Problem to work on » Using the data below, tally the lines that include the string "ymax". Only the number is wanted.

Provided data »
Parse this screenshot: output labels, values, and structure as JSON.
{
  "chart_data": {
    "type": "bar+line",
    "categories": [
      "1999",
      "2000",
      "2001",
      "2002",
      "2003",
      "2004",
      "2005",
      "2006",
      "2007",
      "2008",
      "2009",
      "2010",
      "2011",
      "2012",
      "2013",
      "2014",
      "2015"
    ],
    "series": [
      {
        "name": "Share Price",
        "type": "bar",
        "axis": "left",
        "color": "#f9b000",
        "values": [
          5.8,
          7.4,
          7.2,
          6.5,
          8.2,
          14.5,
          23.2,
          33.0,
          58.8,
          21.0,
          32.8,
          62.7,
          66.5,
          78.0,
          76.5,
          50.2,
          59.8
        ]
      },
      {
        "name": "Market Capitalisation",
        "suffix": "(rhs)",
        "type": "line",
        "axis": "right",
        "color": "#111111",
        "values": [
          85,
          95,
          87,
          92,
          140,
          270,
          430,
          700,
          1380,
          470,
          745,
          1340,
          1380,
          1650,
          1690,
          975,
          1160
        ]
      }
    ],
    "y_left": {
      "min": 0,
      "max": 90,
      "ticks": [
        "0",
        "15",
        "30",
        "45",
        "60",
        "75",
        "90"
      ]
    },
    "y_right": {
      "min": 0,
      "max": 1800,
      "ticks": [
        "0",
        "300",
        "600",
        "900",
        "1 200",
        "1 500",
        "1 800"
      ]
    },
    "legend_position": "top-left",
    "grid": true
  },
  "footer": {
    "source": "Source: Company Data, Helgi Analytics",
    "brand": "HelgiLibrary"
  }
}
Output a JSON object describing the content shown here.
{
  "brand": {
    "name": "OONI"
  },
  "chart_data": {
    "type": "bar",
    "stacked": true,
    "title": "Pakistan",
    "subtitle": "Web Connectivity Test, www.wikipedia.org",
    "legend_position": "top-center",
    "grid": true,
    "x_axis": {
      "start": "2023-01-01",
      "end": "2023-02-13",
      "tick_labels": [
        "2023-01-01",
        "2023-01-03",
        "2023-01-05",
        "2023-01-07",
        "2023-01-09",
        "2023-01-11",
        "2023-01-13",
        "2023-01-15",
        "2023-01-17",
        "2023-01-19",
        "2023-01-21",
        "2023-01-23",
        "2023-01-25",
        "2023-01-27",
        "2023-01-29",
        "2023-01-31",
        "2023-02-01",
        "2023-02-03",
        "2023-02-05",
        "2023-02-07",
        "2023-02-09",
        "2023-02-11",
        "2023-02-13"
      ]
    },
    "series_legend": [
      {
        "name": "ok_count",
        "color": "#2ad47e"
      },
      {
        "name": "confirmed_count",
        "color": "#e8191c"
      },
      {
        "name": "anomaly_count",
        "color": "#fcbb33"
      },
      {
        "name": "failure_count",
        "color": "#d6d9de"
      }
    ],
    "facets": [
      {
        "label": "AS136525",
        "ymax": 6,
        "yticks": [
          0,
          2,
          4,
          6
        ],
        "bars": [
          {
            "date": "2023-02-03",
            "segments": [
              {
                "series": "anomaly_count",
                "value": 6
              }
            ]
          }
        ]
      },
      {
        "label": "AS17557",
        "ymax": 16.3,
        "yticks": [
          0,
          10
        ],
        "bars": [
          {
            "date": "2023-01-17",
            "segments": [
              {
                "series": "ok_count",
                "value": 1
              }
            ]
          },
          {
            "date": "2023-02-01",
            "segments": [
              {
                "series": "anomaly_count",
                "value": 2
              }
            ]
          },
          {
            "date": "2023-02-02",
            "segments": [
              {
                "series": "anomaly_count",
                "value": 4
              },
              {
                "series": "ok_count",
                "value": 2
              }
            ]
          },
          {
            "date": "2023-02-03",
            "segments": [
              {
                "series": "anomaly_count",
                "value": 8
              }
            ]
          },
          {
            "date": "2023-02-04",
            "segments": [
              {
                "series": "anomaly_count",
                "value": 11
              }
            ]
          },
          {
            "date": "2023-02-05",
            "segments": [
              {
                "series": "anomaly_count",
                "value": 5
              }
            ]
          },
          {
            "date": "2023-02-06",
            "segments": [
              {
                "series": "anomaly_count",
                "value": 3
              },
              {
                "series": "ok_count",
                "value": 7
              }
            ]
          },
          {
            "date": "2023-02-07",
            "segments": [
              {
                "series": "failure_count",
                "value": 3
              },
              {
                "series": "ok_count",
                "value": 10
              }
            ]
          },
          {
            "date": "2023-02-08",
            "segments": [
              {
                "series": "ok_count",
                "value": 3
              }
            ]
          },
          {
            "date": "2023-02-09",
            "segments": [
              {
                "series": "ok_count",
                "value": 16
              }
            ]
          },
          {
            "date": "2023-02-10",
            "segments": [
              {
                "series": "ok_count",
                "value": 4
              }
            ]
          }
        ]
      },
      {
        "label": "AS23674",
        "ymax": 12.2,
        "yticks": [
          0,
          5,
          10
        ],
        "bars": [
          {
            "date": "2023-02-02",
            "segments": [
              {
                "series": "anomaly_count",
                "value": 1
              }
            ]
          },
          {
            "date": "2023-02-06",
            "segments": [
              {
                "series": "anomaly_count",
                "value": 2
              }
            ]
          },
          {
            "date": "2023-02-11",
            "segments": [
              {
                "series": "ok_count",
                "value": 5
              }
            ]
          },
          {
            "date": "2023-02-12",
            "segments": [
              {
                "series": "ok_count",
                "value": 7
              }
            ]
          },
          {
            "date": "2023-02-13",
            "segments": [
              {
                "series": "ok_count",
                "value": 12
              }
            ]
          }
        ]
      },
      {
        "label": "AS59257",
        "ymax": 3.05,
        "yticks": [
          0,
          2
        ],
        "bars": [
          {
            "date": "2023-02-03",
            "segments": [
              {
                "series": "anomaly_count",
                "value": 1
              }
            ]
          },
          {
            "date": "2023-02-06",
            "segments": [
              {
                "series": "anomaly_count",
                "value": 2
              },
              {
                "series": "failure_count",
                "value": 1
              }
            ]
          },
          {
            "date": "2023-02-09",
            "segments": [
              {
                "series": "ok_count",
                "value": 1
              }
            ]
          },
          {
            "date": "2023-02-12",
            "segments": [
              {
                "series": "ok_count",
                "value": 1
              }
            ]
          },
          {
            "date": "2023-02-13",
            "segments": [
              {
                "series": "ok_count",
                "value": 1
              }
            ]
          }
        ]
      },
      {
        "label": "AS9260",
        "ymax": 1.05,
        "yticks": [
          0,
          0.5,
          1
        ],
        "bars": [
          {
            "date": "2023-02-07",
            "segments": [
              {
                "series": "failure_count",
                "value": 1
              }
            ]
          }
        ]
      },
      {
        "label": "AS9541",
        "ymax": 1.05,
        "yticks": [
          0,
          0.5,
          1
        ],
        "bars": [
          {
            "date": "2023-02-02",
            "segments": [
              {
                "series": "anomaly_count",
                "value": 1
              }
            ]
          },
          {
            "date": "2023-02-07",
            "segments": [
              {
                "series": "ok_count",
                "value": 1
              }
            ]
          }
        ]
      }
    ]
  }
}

Correct result » 6